_Prompt_
Find the lines holding the word "friends" and collect them.

_Data supplied_
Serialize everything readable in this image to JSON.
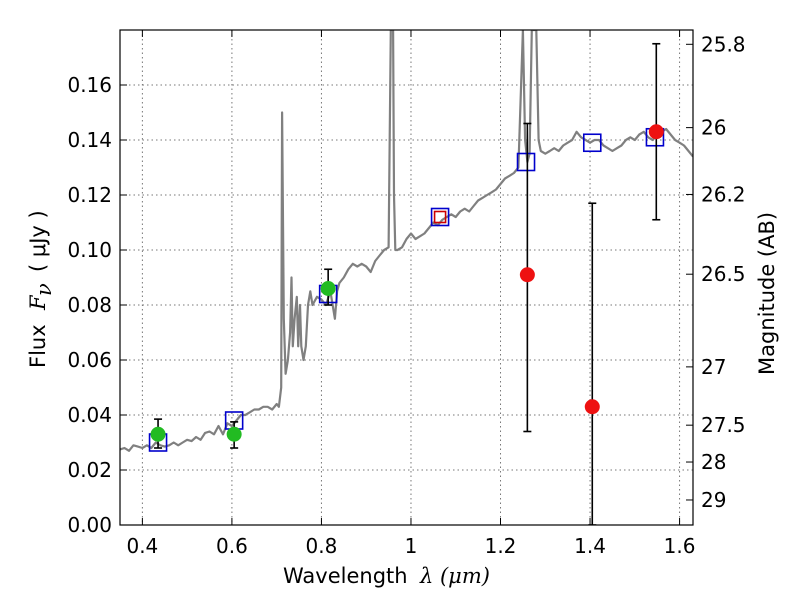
{
  "chart_data": {
    "type": "scatter",
    "xlabel": "Wavelength",
    "xlabel_math": "λ (μm)",
    "ylabel": "Flux",
    "ylabel_math": "F",
    "ylabel_sub": "ν",
    "ylabel_unit": "( μJy )",
    "y2label": "Magnitude (AB)",
    "xlim": [
      0.35,
      1.63
    ],
    "ylim": [
      0.0,
      0.18
    ],
    "grid": true,
    "xticks": [
      0.4,
      0.6,
      0.8,
      1.0,
      1.2,
      1.4,
      1.6
    ],
    "xtick_labels": [
      "0.4",
      "0.6",
      "0.8",
      "1",
      "1.2",
      "1.4",
      "1.6"
    ],
    "yticks": [
      0.0,
      0.02,
      0.04,
      0.06,
      0.08,
      0.1,
      0.12,
      0.14,
      0.16
    ],
    "ytick_labels": [
      "0.00",
      "0.02",
      "0.04",
      "0.06",
      "0.08",
      "0.10",
      "0.12",
      "0.14",
      "0.16"
    ],
    "mag_ticks": [
      {
        "label": "25.8",
        "flux": 0.1748
      },
      {
        "label": "26",
        "flux": 0.1445
      },
      {
        "label": "26.2",
        "flux": 0.1202
      },
      {
        "label": "26.5",
        "flux": 0.0912
      },
      {
        "label": "27",
        "flux": 0.0575
      },
      {
        "label": "27.5",
        "flux": 0.0363
      },
      {
        "label": "28",
        "flux": 0.0229
      },
      {
        "label": "29",
        "flux": 0.0091
      }
    ],
    "colors": {
      "spectrum": "#808080",
      "model_box": "#0000cc",
      "model_box_red": "#cc0000",
      "ground": "#22bb22",
      "space": "#ee1111",
      "errorbar": "#000000",
      "grid": "#777777"
    },
    "series": [
      {
        "kind": "spectrum",
        "points": [
          [
            0.35,
            0.0275
          ],
          [
            0.36,
            0.028
          ],
          [
            0.37,
            0.027
          ],
          [
            0.38,
            0.029
          ],
          [
            0.39,
            0.0285
          ],
          [
            0.4,
            0.028
          ],
          [
            0.41,
            0.029
          ],
          [
            0.42,
            0.028
          ],
          [
            0.43,
            0.03
          ],
          [
            0.44,
            0.029
          ],
          [
            0.45,
            0.0285
          ],
          [
            0.46,
            0.029
          ],
          [
            0.47,
            0.03
          ],
          [
            0.48,
            0.029
          ],
          [
            0.49,
            0.03
          ],
          [
            0.5,
            0.031
          ],
          [
            0.51,
            0.0305
          ],
          [
            0.52,
            0.032
          ],
          [
            0.53,
            0.031
          ],
          [
            0.54,
            0.0335
          ],
          [
            0.55,
            0.034
          ],
          [
            0.56,
            0.033
          ],
          [
            0.57,
            0.036
          ],
          [
            0.58,
            0.033
          ],
          [
            0.59,
            0.037
          ],
          [
            0.6,
            0.036
          ],
          [
            0.61,
            0.038
          ],
          [
            0.62,
            0.04
          ],
          [
            0.63,
            0.04
          ],
          [
            0.64,
            0.041
          ],
          [
            0.65,
            0.042
          ],
          [
            0.66,
            0.042
          ],
          [
            0.67,
            0.043
          ],
          [
            0.68,
            0.043
          ],
          [
            0.69,
            0.042
          ],
          [
            0.7,
            0.044
          ],
          [
            0.705,
            0.043
          ],
          [
            0.71,
            0.05
          ],
          [
            0.712,
            0.15
          ],
          [
            0.716,
            0.075
          ],
          [
            0.72,
            0.055
          ],
          [
            0.725,
            0.06
          ],
          [
            0.73,
            0.07
          ],
          [
            0.733,
            0.09
          ],
          [
            0.736,
            0.065
          ],
          [
            0.74,
            0.075
          ],
          [
            0.745,
            0.083
          ],
          [
            0.748,
            0.065
          ],
          [
            0.752,
            0.08
          ],
          [
            0.755,
            0.065
          ],
          [
            0.76,
            0.06
          ],
          [
            0.765,
            0.065
          ],
          [
            0.77,
            0.08
          ],
          [
            0.775,
            0.085
          ],
          [
            0.78,
            0.08
          ],
          [
            0.79,
            0.083
          ],
          [
            0.8,
            0.082
          ],
          [
            0.81,
            0.08
          ],
          [
            0.82,
            0.085
          ],
          [
            0.83,
            0.075
          ],
          [
            0.835,
            0.085
          ],
          [
            0.84,
            0.088
          ],
          [
            0.85,
            0.09
          ],
          [
            0.86,
            0.093
          ],
          [
            0.87,
            0.095
          ],
          [
            0.88,
            0.094
          ],
          [
            0.89,
            0.095
          ],
          [
            0.9,
            0.094
          ],
          [
            0.91,
            0.092
          ],
          [
            0.92,
            0.096
          ],
          [
            0.93,
            0.098
          ],
          [
            0.94,
            0.1
          ],
          [
            0.95,
            0.101
          ],
          [
            0.955,
            0.18
          ],
          [
            0.96,
            0.18
          ],
          [
            0.962,
            0.12
          ],
          [
            0.965,
            0.1
          ],
          [
            0.97,
            0.1
          ],
          [
            0.98,
            0.101
          ],
          [
            0.99,
            0.104
          ],
          [
            1.0,
            0.106
          ],
          [
            1.01,
            0.104
          ],
          [
            1.02,
            0.105
          ],
          [
            1.03,
            0.106
          ],
          [
            1.04,
            0.108
          ],
          [
            1.05,
            0.11
          ],
          [
            1.06,
            0.109
          ],
          [
            1.07,
            0.111
          ],
          [
            1.08,
            0.112
          ],
          [
            1.09,
            0.113
          ],
          [
            1.1,
            0.112
          ],
          [
            1.11,
            0.114
          ],
          [
            1.12,
            0.115
          ],
          [
            1.13,
            0.114
          ],
          [
            1.14,
            0.116
          ],
          [
            1.15,
            0.118
          ],
          [
            1.16,
            0.119
          ],
          [
            1.17,
            0.12
          ],
          [
            1.18,
            0.121
          ],
          [
            1.19,
            0.122
          ],
          [
            1.2,
            0.124
          ],
          [
            1.21,
            0.126
          ],
          [
            1.22,
            0.127
          ],
          [
            1.23,
            0.128
          ],
          [
            1.24,
            0.13
          ],
          [
            1.25,
            0.18
          ],
          [
            1.255,
            0.14
          ],
          [
            1.26,
            0.132
          ],
          [
            1.265,
            0.135
          ],
          [
            1.27,
            0.18
          ],
          [
            1.28,
            0.18
          ],
          [
            1.285,
            0.14
          ],
          [
            1.29,
            0.136
          ],
          [
            1.3,
            0.135
          ],
          [
            1.31,
            0.136
          ],
          [
            1.32,
            0.137
          ],
          [
            1.33,
            0.136
          ],
          [
            1.34,
            0.138
          ],
          [
            1.35,
            0.139
          ],
          [
            1.36,
            0.14
          ],
          [
            1.37,
            0.143
          ],
          [
            1.38,
            0.141
          ],
          [
            1.39,
            0.14
          ],
          [
            1.4,
            0.139
          ],
          [
            1.41,
            0.14
          ],
          [
            1.42,
            0.14
          ],
          [
            1.43,
            0.138
          ],
          [
            1.44,
            0.137
          ],
          [
            1.45,
            0.136
          ],
          [
            1.46,
            0.137
          ],
          [
            1.47,
            0.138
          ],
          [
            1.48,
            0.14
          ],
          [
            1.49,
            0.141
          ],
          [
            1.5,
            0.14
          ],
          [
            1.51,
            0.142
          ],
          [
            1.52,
            0.143
          ],
          [
            1.53,
            0.141
          ],
          [
            1.54,
            0.14
          ],
          [
            1.55,
            0.142
          ],
          [
            1.56,
            0.143
          ],
          [
            1.57,
            0.144
          ],
          [
            1.58,
            0.142
          ],
          [
            1.59,
            0.14
          ],
          [
            1.6,
            0.139
          ],
          [
            1.61,
            0.138
          ],
          [
            1.62,
            0.136
          ],
          [
            1.63,
            0.134
          ]
        ]
      },
      {
        "kind": "model_boxes",
        "points": [
          {
            "x": 0.435,
            "y": 0.03,
            "color": "blue"
          },
          {
            "x": 0.605,
            "y": 0.038,
            "color": "blue"
          },
          {
            "x": 0.815,
            "y": 0.084,
            "color": "blue"
          },
          {
            "x": 1.065,
            "y": 0.112,
            "color": "blue"
          },
          {
            "x": 1.065,
            "y": 0.112,
            "color": "red",
            "inner": true
          },
          {
            "x": 1.257,
            "y": 0.132,
            "color": "blue"
          },
          {
            "x": 1.405,
            "y": 0.139,
            "color": "blue"
          },
          {
            "x": 1.545,
            "y": 0.141,
            "color": "blue"
          }
        ]
      },
      {
        "kind": "ground_points",
        "points": [
          {
            "x": 0.435,
            "y": 0.033,
            "err": [
              0.028,
              0.0385
            ]
          },
          {
            "x": 0.605,
            "y": 0.033,
            "err": [
              0.028,
              0.0375
            ]
          },
          {
            "x": 0.815,
            "y": 0.086,
            "err": [
              0.08,
              0.093
            ]
          }
        ]
      },
      {
        "kind": "space_points",
        "points": [
          {
            "x": 1.26,
            "y": 0.091,
            "err": [
              0.034,
              0.146
            ]
          },
          {
            "x": 1.405,
            "y": 0.043,
            "err": [
              0.0,
              0.117
            ]
          },
          {
            "x": 1.548,
            "y": 0.143,
            "err": [
              0.111,
              0.175
            ]
          }
        ]
      }
    ]
  }
}
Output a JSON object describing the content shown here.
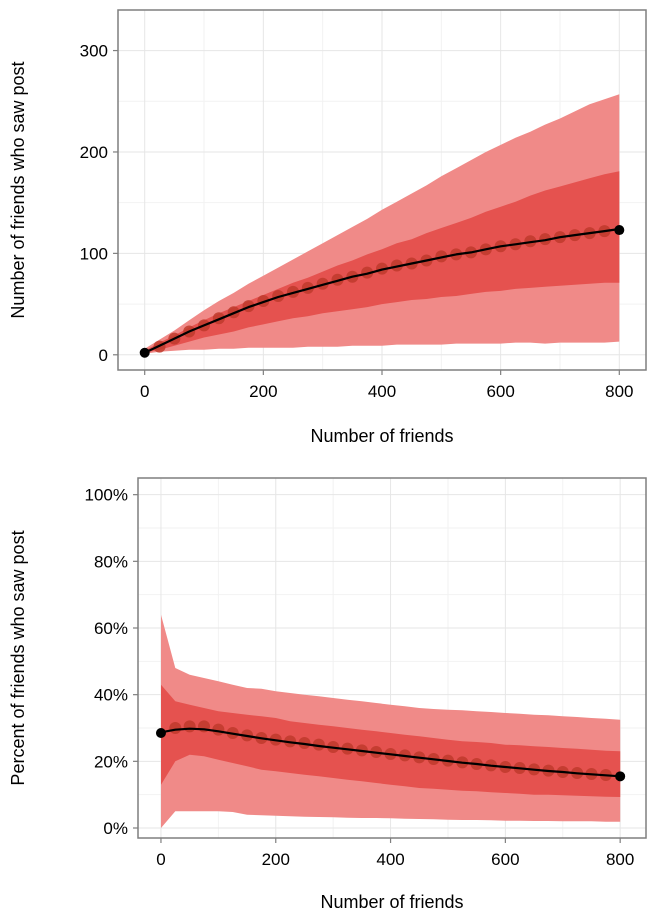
{
  "colors": {
    "outer_band": "#f08a88",
    "inner_band": "#e5524f",
    "mean_points": "#c0392b",
    "smooth_line": "#000000",
    "grid": "#e6e6e6",
    "border": "#7f7f7f"
  },
  "chart_data": [
    {
      "type": "area",
      "xlabel": "Number of friends",
      "ylabel": "Number of friends who saw post",
      "xlim": [
        -45,
        845
      ],
      "ylim": [
        -15,
        340
      ],
      "x_ticks": [
        0,
        200,
        400,
        600,
        800
      ],
      "x_tick_labels": [
        "0",
        "200",
        "400",
        "600",
        "800"
      ],
      "y_ticks": [
        0,
        100,
        200,
        300
      ],
      "y_tick_labels": [
        "0",
        "100",
        "200",
        "300"
      ],
      "grid": true,
      "x": [
        0,
        25,
        50,
        75,
        100,
        125,
        150,
        175,
        200,
        225,
        250,
        275,
        300,
        325,
        350,
        375,
        400,
        425,
        450,
        475,
        500,
        525,
        550,
        575,
        600,
        625,
        650,
        675,
        700,
        725,
        750,
        775,
        800
      ],
      "series": [
        {
          "role": "outer_band",
          "lower": [
            1,
            3,
            4,
            5,
            5,
            6,
            6,
            7,
            7,
            7,
            7,
            8,
            8,
            8,
            9,
            9,
            9,
            10,
            10,
            10,
            10,
            11,
            11,
            11,
            11,
            12,
            12,
            11,
            12,
            12,
            12,
            12,
            13
          ],
          "upper": [
            6,
            15,
            24,
            34,
            44,
            53,
            61,
            70,
            78,
            86,
            94,
            102,
            110,
            118,
            126,
            134,
            143,
            151,
            159,
            167,
            176,
            184,
            192,
            200,
            207,
            214,
            220,
            227,
            233,
            240,
            247,
            252,
            257
          ]
        },
        {
          "role": "inner_band",
          "lower": [
            2,
            5,
            9,
            13,
            17,
            20,
            23,
            27,
            30,
            33,
            36,
            38,
            41,
            43,
            45,
            47,
            50,
            52,
            54,
            55,
            57,
            58,
            60,
            62,
            63,
            65,
            66,
            67,
            68,
            69,
            70,
            71,
            71
          ],
          "upper": [
            4,
            12,
            19,
            27,
            34,
            41,
            47,
            53,
            59,
            65,
            71,
            76,
            82,
            88,
            93,
            99,
            104,
            110,
            114,
            120,
            125,
            130,
            135,
            141,
            146,
            151,
            157,
            162,
            166,
            170,
            174,
            178,
            181
          ]
        },
        {
          "role": "mean_points",
          "values": [
            2,
            8,
            16,
            23,
            29,
            36,
            42,
            48,
            53,
            58,
            62,
            66,
            70,
            74,
            77,
            81,
            85,
            88,
            90,
            93,
            97,
            99,
            101,
            104,
            107,
            109,
            112,
            114,
            116,
            118,
            120,
            122,
            123
          ]
        },
        {
          "role": "smooth_line",
          "values": [
            2,
            9,
            16,
            23,
            29,
            35,
            41,
            47,
            52,
            57,
            61,
            65,
            69,
            73,
            77,
            80,
            84,
            87,
            90,
            93,
            96,
            99,
            101,
            104,
            107,
            109,
            111,
            113,
            116,
            118,
            120,
            122,
            124
          ]
        }
      ]
    },
    {
      "type": "area",
      "xlabel": "Number of friends",
      "ylabel": "Percent of friends who saw post",
      "xlim": [
        -40,
        845
      ],
      "ylim": [
        -0.03,
        1.05
      ],
      "x_ticks": [
        0,
        200,
        400,
        600,
        800
      ],
      "x_tick_labels": [
        "0",
        "200",
        "400",
        "600",
        "800"
      ],
      "y_ticks": [
        0,
        0.2,
        0.4,
        0.6,
        0.8,
        1.0
      ],
      "y_tick_labels": [
        "0%",
        "20%",
        "40%",
        "60%",
        "80%",
        "100%"
      ],
      "grid": true,
      "x": [
        0,
        25,
        50,
        75,
        100,
        125,
        150,
        175,
        200,
        225,
        250,
        275,
        300,
        325,
        350,
        375,
        400,
        425,
        450,
        475,
        500,
        525,
        550,
        575,
        600,
        625,
        650,
        675,
        700,
        725,
        750,
        775,
        800
      ],
      "series": [
        {
          "role": "outer_band",
          "lower": [
            0.0,
            0.05,
            0.05,
            0.05,
            0.05,
            0.048,
            0.04,
            0.038,
            0.037,
            0.035,
            0.034,
            0.033,
            0.032,
            0.031,
            0.03,
            0.03,
            0.029,
            0.028,
            0.027,
            0.026,
            0.025,
            0.024,
            0.024,
            0.023,
            0.022,
            0.022,
            0.021,
            0.021,
            0.02,
            0.02,
            0.02,
            0.019,
            0.019
          ],
          "upper": [
            0.64,
            0.48,
            0.46,
            0.45,
            0.44,
            0.43,
            0.42,
            0.418,
            0.41,
            0.405,
            0.4,
            0.395,
            0.39,
            0.385,
            0.38,
            0.375,
            0.37,
            0.365,
            0.36,
            0.357,
            0.355,
            0.353,
            0.35,
            0.348,
            0.345,
            0.343,
            0.34,
            0.338,
            0.335,
            0.333,
            0.33,
            0.328,
            0.325
          ]
        },
        {
          "role": "inner_band",
          "lower": [
            0.13,
            0.2,
            0.22,
            0.215,
            0.205,
            0.195,
            0.185,
            0.175,
            0.17,
            0.165,
            0.16,
            0.155,
            0.15,
            0.145,
            0.14,
            0.135,
            0.13,
            0.125,
            0.12,
            0.118,
            0.115,
            0.112,
            0.11,
            0.107,
            0.105,
            0.103,
            0.1,
            0.1,
            0.098,
            0.097,
            0.095,
            0.094,
            0.093
          ],
          "upper": [
            0.43,
            0.38,
            0.37,
            0.36,
            0.35,
            0.345,
            0.34,
            0.335,
            0.33,
            0.32,
            0.315,
            0.31,
            0.305,
            0.3,
            0.295,
            0.29,
            0.285,
            0.28,
            0.275,
            0.27,
            0.265,
            0.26,
            0.258,
            0.255,
            0.25,
            0.248,
            0.245,
            0.243,
            0.24,
            0.238,
            0.235,
            0.232,
            0.23
          ]
        },
        {
          "role": "mean_points",
          "values": [
            0.285,
            0.3,
            0.305,
            0.305,
            0.295,
            0.285,
            0.278,
            0.27,
            0.265,
            0.26,
            0.255,
            0.25,
            0.243,
            0.238,
            0.233,
            0.228,
            0.222,
            0.218,
            0.212,
            0.207,
            0.202,
            0.197,
            0.192,
            0.188,
            0.183,
            0.18,
            0.176,
            0.172,
            0.168,
            0.165,
            0.162,
            0.159,
            0.155
          ]
        },
        {
          "role": "smooth_line",
          "values": [
            0.287,
            0.295,
            0.298,
            0.296,
            0.29,
            0.283,
            0.276,
            0.269,
            0.263,
            0.257,
            0.252,
            0.246,
            0.241,
            0.236,
            0.231,
            0.226,
            0.221,
            0.216,
            0.211,
            0.206,
            0.201,
            0.196,
            0.192,
            0.187,
            0.183,
            0.179,
            0.175,
            0.171,
            0.168,
            0.164,
            0.161,
            0.158,
            0.155
          ]
        }
      ]
    }
  ]
}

_Result for this task_
      "xlabel": "Number of friends",
      "ylabel": "Number of friends who saw post",
      "xlabel": "Number of friends",
      "ylabel": "Percent of friends who saw post",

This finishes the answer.